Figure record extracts
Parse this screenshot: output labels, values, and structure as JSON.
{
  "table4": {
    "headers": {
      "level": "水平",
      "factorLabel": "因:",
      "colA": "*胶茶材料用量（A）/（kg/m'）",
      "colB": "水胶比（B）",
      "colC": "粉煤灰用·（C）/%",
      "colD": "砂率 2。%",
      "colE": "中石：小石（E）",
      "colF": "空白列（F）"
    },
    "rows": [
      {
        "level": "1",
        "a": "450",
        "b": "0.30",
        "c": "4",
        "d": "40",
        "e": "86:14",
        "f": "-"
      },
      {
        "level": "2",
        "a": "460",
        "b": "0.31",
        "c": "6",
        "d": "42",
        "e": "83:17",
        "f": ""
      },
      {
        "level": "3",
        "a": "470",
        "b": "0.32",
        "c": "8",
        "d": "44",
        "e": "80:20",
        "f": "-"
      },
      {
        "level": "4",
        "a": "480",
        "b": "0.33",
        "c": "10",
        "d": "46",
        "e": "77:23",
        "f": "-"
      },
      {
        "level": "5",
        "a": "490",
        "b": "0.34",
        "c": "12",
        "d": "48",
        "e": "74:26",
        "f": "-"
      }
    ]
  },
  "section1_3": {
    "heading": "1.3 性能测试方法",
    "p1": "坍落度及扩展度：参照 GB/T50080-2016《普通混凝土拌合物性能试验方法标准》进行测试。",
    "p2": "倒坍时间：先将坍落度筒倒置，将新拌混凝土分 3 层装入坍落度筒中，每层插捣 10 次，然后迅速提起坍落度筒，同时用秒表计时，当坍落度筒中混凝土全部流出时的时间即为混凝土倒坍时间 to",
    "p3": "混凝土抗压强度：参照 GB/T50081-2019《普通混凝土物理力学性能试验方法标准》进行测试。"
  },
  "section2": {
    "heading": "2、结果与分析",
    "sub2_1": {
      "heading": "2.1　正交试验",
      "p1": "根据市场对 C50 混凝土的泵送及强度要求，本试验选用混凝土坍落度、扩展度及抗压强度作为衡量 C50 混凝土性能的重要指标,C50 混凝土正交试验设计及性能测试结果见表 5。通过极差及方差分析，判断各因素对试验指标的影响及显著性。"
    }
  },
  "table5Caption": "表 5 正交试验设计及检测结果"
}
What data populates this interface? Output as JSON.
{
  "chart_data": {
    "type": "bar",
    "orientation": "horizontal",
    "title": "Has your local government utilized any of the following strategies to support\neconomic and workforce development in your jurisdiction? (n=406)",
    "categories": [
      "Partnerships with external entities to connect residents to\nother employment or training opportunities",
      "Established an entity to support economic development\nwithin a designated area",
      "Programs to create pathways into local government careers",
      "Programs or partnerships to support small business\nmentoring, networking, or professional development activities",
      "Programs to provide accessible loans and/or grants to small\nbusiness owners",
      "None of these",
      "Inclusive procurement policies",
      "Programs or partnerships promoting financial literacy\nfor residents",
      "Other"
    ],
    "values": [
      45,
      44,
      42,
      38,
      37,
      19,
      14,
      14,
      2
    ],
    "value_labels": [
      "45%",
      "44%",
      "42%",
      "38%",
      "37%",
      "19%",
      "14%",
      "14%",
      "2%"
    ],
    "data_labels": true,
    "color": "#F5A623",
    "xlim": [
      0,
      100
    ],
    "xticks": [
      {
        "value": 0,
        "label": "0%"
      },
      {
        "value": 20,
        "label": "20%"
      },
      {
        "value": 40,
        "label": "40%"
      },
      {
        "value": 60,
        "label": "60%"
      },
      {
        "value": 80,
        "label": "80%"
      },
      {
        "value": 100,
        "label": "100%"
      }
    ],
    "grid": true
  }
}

WRITTEN REQUEST: Without omitting anything, output the entries exactly.

EXERCISE OUTPUT:
Parse this screenshot: output labels, values, and structure as JSON.
{
  "table4": {
    "headers": {
      "level": "水平",
      "factorLabel": "因:",
      "colA": "*胶茶材料用量（A）/（kg/m'）",
      "colB": "水胶比（B）",
      "colC": "粉煤灰用·（C）/%",
      "colD": "砂率 2。%",
      "colE": "中石：小石（E）",
      "colF": "空白列（F）"
    },
    "rows": [
      {
        "level": "1",
        "a": "450",
        "b": "0.30",
        "c": "4",
        "d": "40",
        "e": "86:14",
        "f": "-"
      },
      {
        "level": "2",
        "a": "460",
        "b": "0.31",
        "c": "6",
        "d": "42",
        "e": "83:17",
        "f": ""
      },
      {
        "level": "3",
        "a": "470",
        "b": "0.32",
        "c": "8",
        "d": "44",
        "e": "80:20",
        "f": "-"
      },
      {
        "level": "4",
        "a": "480",
        "b": "0.33",
        "c": "10",
        "d": "46",
        "e": "77:23",
        "f": "-"
      },
      {
        "level": "5",
        "a": "490",
        "b": "0.34",
        "c": "12",
        "d": "48",
        "e": "74:26",
        "f": "-"
      }
    ]
  },
  "section1_3": {
    "heading": "1.3 性能测试方法",
    "p1": "坍落度及扩展度：参照 GB/T50080-2016《普通混凝土拌合物性能试验方法标准》进行测试。",
    "p2": "倒坍时间：先将坍落度筒倒置，将新拌混凝土分 3 层装入坍落度筒中，每层插捣 10 次，然后迅速提起坍落度筒，同时用秒表计时，当坍落度筒中混凝土全部流出时的时间即为混凝土倒坍时间 to",
    "p3": "混凝土抗压强度：参照 GB/T50081-2019《普通混凝土物理力学性能试验方法标准》进行测试。"
  },
  "section2": {
    "heading": "2、结果与分析",
    "sub2_1": {
      "heading": "2.1　正交试验",
      "p1": "根据市场对 C50 混凝土的泵送及强度要求，本试验选用混凝土坍落度、扩展度及抗压强度作为衡量 C50 混凝土性能的重要指标,C50 混凝土正交试验设计及性能测试结果见表 5。通过极差及方差分析，判断各因素对试验指标的影响及显著性。"
    }
  },
  "table5Caption": "表 5 正交试验设计及检测结果"
}
What data populates this interface? Output as JSON.
{
  "chart_data": {
    "type": "bar",
    "orientation": "horizontal",
    "title": "Has your local government utilized any of the following strategies to support\neconomic and workforce development in your jurisdiction? (n=406)",
    "categories": [
      "Partnerships with external entities to connect residents to\nother employment or training opportunities",
      "Established an entity to support economic development\nwithin a designated area",
      "Programs to create pathways into local government careers",
      "Programs or partnerships to support small business\nmentoring, networking, or professional development activities",
      "Programs to provide accessible loans and/or grants to small\nbusiness owners",
      "None of these",
      "Inclusive procurement policies",
      "Programs or partnerships promoting financial literacy\nfor residents",
      "Other"
    ],
    "values": [
      45,
      44,
      42,
      38,
      37,
      19,
      14,
      14,
      2
    ],
    "value_labels": [
      "45%",
      "44%",
      "42%",
      "38%",
      "37%",
      "19%",
      "14%",
      "14%",
      "2%"
    ],
    "data_labels": true,
    "color": "#F5A623",
    "xlim": [
      0,
      100
    ],
    "xticks": [
      {
        "value": 0,
        "label": "0%"
      },
      {
        "value": 20,
        "label": "20%"
      },
      {
        "value": 40,
        "label": "40%"
      },
      {
        "value": 60,
        "label": "60%"
      },
      {
        "value": 80,
        "label": "80%"
      },
      {
        "value": 100,
        "label": "100%"
      }
    ],
    "grid": true
  }
}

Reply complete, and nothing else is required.